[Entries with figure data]
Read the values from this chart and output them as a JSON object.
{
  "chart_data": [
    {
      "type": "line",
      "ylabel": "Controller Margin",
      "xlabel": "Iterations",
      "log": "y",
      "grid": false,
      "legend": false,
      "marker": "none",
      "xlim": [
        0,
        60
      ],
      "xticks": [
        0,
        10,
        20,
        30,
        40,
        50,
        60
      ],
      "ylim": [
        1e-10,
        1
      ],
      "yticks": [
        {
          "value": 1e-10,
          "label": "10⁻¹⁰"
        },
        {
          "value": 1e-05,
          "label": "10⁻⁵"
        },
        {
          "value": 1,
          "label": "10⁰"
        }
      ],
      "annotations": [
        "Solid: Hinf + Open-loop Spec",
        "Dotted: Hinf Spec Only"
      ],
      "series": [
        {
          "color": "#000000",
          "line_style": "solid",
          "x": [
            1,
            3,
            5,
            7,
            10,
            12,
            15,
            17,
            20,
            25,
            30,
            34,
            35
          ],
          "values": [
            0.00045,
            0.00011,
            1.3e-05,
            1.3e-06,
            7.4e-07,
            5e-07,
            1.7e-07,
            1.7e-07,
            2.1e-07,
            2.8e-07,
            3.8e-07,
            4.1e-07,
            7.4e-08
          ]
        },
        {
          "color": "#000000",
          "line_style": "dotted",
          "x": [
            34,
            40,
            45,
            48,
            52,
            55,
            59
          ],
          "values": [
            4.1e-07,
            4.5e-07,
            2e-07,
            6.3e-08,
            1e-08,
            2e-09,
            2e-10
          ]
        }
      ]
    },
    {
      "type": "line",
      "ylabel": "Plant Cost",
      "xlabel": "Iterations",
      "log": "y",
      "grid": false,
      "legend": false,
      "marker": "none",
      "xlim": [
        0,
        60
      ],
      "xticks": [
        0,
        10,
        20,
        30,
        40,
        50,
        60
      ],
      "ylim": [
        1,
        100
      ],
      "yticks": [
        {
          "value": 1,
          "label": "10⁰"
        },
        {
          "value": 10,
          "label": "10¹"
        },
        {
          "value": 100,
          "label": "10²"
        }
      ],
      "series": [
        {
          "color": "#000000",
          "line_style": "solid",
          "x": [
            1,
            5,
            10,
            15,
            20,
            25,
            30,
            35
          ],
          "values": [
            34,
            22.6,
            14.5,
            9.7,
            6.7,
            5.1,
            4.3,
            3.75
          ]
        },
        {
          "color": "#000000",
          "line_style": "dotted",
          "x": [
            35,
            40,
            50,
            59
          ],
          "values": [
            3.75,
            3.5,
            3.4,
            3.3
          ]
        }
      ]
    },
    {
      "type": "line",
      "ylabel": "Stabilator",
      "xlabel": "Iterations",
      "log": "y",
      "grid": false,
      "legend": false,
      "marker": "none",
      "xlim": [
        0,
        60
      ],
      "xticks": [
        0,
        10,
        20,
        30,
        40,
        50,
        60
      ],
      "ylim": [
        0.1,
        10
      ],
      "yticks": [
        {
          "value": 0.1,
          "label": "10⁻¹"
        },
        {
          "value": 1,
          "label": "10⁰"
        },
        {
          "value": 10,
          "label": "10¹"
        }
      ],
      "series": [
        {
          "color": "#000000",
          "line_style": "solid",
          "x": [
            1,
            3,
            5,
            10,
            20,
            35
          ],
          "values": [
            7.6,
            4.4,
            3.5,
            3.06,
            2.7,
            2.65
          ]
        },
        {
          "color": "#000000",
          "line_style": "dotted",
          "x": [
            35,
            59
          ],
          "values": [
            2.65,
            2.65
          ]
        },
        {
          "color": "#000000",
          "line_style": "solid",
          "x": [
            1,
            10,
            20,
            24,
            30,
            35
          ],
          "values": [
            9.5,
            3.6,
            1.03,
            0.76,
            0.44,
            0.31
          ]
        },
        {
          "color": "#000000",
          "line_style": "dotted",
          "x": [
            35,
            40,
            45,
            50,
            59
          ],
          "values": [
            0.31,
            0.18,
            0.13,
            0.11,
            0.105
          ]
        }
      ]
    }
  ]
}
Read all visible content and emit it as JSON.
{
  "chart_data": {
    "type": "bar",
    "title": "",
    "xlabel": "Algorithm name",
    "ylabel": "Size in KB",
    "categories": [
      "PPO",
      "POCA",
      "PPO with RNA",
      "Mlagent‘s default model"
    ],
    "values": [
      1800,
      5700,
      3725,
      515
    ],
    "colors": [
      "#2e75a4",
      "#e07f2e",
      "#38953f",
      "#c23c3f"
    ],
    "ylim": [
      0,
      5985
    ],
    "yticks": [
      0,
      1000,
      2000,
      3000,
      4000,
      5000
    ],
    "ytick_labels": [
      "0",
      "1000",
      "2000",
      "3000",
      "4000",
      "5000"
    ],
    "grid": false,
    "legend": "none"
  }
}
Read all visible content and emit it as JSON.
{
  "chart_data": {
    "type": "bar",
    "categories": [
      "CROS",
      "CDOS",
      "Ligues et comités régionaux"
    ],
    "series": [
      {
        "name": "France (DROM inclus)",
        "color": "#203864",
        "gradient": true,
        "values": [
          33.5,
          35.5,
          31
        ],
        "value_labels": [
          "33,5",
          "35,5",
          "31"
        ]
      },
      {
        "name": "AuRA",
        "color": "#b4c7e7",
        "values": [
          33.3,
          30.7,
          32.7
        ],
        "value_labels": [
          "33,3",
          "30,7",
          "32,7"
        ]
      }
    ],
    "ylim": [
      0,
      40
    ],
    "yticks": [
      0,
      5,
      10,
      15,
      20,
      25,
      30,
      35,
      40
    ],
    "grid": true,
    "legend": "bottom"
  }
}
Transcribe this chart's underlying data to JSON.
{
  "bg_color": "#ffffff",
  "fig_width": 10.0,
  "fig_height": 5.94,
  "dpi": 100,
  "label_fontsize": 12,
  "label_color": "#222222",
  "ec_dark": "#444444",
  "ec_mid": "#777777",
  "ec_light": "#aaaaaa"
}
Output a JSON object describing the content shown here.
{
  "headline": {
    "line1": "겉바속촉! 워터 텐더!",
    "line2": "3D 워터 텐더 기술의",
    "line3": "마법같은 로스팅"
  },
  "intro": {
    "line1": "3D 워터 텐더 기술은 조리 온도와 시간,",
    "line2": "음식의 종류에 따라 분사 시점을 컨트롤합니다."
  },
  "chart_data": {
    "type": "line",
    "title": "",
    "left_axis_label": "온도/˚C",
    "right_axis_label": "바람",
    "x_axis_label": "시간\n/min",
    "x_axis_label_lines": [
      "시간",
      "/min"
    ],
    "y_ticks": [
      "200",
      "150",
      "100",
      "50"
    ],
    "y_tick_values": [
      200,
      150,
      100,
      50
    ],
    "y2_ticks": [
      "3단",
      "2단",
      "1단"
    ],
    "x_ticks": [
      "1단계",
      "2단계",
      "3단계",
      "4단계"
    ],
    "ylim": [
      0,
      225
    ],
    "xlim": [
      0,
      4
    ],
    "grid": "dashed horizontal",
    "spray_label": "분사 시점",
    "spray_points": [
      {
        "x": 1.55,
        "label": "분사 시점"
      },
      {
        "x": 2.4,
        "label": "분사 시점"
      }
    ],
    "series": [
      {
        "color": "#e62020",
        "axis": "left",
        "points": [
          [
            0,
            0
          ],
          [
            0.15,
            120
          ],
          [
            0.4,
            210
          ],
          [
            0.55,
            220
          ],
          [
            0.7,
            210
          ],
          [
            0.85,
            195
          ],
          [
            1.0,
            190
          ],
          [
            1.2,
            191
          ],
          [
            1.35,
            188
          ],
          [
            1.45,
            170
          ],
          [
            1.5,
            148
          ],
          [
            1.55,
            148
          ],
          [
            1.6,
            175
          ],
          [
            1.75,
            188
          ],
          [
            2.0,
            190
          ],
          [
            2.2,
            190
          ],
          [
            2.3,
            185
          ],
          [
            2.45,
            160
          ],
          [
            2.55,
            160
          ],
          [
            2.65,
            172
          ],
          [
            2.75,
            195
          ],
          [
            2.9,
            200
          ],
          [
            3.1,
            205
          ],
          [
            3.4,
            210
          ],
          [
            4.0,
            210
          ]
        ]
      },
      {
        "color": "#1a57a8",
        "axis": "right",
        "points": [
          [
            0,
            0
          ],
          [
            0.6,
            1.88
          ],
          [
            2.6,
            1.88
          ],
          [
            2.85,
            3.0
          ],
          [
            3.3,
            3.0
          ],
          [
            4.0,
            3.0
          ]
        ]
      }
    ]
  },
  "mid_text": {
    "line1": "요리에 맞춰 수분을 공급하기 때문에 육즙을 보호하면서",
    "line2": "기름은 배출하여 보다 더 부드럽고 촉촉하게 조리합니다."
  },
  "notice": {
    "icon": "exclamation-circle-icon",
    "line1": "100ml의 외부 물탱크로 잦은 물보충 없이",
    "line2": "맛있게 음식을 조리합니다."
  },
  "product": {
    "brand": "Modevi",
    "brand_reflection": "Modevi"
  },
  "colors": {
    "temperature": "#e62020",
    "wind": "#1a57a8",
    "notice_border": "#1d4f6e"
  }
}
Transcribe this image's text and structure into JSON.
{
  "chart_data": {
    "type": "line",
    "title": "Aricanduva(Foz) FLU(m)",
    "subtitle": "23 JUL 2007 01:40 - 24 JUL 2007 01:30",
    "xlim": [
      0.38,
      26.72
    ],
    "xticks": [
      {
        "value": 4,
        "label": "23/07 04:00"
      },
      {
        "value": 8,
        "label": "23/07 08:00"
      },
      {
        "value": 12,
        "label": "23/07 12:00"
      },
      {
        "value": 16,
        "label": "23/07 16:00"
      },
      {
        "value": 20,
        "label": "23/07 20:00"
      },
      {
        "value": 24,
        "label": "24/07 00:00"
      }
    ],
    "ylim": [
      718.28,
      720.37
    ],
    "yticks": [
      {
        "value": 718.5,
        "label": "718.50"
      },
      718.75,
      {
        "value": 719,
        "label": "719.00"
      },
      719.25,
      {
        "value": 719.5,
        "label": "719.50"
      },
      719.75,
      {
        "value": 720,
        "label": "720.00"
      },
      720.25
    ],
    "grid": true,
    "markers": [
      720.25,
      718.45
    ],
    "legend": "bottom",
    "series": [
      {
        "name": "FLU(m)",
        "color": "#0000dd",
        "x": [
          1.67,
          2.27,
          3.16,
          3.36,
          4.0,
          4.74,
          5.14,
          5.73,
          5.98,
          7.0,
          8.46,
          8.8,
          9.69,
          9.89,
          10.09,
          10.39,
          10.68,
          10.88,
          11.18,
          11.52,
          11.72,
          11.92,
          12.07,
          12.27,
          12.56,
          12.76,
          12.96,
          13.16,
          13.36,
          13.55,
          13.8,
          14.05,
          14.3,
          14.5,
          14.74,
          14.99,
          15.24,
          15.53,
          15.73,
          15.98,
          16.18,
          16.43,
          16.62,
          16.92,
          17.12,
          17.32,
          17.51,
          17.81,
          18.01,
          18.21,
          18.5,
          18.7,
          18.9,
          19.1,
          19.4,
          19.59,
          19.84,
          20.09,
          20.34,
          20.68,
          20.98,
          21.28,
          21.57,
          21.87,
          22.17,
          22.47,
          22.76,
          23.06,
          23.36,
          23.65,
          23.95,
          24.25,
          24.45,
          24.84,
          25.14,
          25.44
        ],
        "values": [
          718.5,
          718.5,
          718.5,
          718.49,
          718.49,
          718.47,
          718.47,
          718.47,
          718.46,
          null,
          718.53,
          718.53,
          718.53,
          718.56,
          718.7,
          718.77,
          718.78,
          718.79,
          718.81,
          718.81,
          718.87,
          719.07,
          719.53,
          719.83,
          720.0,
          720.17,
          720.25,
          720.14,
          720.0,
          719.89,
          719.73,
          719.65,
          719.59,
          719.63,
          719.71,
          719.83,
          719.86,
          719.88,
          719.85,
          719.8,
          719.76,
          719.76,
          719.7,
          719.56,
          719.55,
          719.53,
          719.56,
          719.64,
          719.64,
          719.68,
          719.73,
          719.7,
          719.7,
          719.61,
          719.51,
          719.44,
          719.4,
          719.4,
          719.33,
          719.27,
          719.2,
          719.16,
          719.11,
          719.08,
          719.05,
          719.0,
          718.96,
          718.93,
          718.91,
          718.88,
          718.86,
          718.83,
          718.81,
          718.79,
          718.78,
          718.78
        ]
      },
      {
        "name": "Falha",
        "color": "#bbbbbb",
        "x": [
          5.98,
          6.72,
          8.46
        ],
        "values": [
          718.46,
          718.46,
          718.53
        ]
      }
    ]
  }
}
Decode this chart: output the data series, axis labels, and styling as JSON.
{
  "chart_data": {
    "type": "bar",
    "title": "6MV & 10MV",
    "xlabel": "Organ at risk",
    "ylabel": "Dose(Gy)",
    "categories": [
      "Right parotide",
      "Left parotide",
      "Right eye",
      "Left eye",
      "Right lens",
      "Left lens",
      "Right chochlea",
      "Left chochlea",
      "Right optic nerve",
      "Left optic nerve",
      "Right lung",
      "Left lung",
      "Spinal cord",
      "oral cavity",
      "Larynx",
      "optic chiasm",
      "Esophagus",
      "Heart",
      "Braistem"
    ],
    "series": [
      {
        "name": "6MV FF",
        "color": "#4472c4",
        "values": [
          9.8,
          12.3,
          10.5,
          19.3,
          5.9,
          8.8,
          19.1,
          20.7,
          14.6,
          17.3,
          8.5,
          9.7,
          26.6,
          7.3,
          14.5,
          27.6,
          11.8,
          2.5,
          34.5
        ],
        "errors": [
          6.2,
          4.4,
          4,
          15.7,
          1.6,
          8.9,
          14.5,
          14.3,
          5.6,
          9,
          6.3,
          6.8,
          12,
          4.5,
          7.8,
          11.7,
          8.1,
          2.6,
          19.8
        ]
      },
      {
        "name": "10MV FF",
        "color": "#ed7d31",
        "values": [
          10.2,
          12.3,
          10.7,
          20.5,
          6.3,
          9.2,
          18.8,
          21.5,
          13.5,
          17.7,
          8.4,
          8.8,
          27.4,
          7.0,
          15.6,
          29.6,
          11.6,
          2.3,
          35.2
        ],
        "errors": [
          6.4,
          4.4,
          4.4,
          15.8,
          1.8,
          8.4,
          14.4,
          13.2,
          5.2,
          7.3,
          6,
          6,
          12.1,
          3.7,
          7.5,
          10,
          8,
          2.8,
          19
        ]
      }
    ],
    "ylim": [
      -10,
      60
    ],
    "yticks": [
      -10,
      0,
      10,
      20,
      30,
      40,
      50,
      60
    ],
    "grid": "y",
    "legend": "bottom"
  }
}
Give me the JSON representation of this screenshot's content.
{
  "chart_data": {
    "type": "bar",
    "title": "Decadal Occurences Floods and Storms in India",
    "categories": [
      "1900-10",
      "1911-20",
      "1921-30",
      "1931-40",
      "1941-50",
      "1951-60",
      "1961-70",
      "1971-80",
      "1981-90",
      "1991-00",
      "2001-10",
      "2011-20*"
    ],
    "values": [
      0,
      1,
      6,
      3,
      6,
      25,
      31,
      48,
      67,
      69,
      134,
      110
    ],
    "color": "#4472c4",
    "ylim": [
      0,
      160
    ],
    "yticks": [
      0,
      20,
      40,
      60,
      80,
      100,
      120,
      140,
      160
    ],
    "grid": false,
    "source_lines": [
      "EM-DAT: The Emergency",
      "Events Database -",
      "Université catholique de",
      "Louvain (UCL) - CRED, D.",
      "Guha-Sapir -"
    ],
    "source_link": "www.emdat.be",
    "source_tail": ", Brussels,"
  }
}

**Given request:** Check each line of the records for the word "this", and show the lines that contain it.

**Complete answer:**
Read the values from this chart and output them as a JSON object.
Transcribe this chart's underlying data to JSON.
Transcribe this image's text and structure into JSON.
Decode this chart: output the data series, axis labels, and styling as JSON.
Give me the JSON representation of this screenshot's content.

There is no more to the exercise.